**WHAT IS REQUIRED**:
Wherever the word "roles" appears in a line, extract that line.

— START RECORDS SUPPLIED —

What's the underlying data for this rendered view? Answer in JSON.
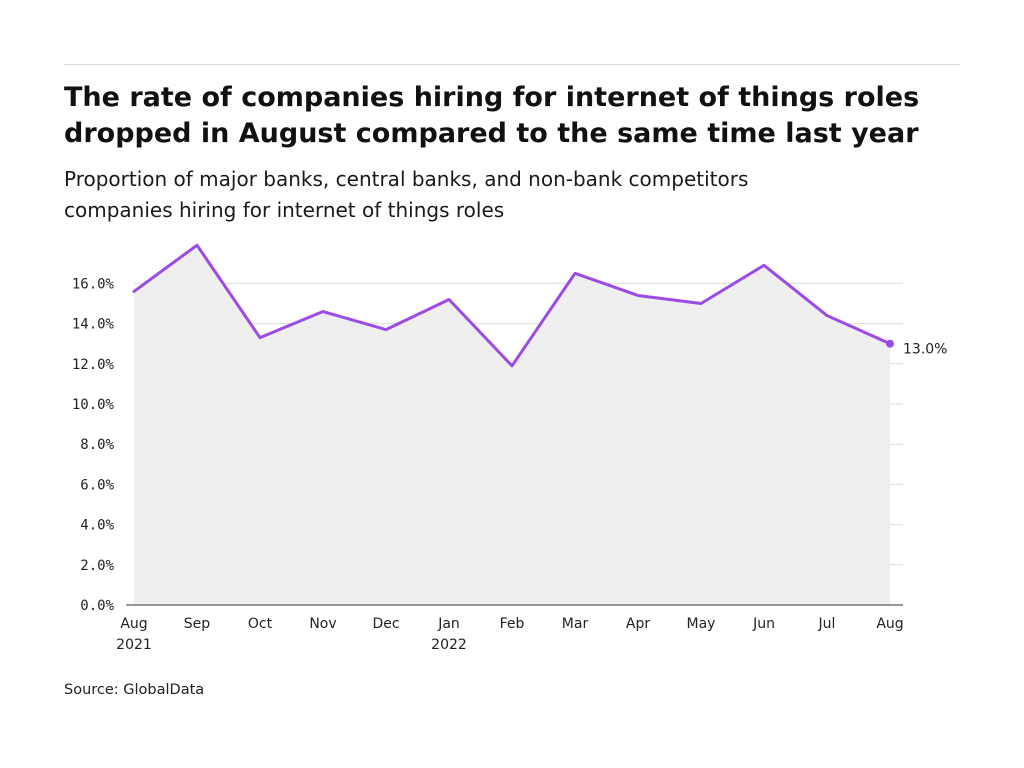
{
  "header": {
    "title_lines": [
      "The rate of companies hiring for internet of things roles",
      "dropped in August compared to the same time last year"
    ],
    "subtitle_lines": [
      "Proportion of major banks, central banks, and non-bank competitors",
      "companies hiring for internet of things roles"
    ]
  },
  "footer": {
    "source": "Source: GlobalData"
  },
  "colors": {
    "line": "#9b4be6",
    "area": "#efefef",
    "grid": "#dddddd",
    "axis": "#333333"
  },
  "chart_data": {
    "type": "area",
    "x": [
      "2021-08",
      "2021-09",
      "2021-10",
      "2021-11",
      "2021-12",
      "2022-01",
      "2022-02",
      "2022-03",
      "2022-04",
      "2022-05",
      "2022-06",
      "2022-07",
      "2022-08"
    ],
    "x_tick_labels": [
      [
        "Aug",
        "2021"
      ],
      [
        "Sep"
      ],
      [
        "Oct"
      ],
      [
        "Nov"
      ],
      [
        "Dec"
      ],
      [
        "Jan",
        "2022"
      ],
      [
        "Feb"
      ],
      [
        "Mar"
      ],
      [
        "Apr"
      ],
      [
        "May"
      ],
      [
        "Jun"
      ],
      [
        "Jul"
      ],
      [
        "Aug"
      ]
    ],
    "series": [
      {
        "values": [
          15.6,
          17.9,
          13.3,
          14.6,
          13.7,
          15.2,
          11.9,
          16.5,
          15.4,
          15.0,
          16.9,
          14.4,
          13.0
        ]
      }
    ],
    "y_tick_labels": [
      "0.0%",
      "2.0%",
      "4.0%",
      "6.0%",
      "8.0%",
      "10.0%",
      "12.0%",
      "14.0%",
      "16.0%"
    ],
    "y_ticks": [
      0,
      2,
      4,
      6,
      8,
      10,
      12,
      14,
      16
    ],
    "ylim": [
      0,
      18
    ],
    "end_label": "13.0%",
    "grid": true
  }
}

— END RECORDS SUPPLIED —

**RESPONSE TO THE TASK**:
      "The rate of companies hiring for internet of things roles",
      "companies hiring for internet of things roles"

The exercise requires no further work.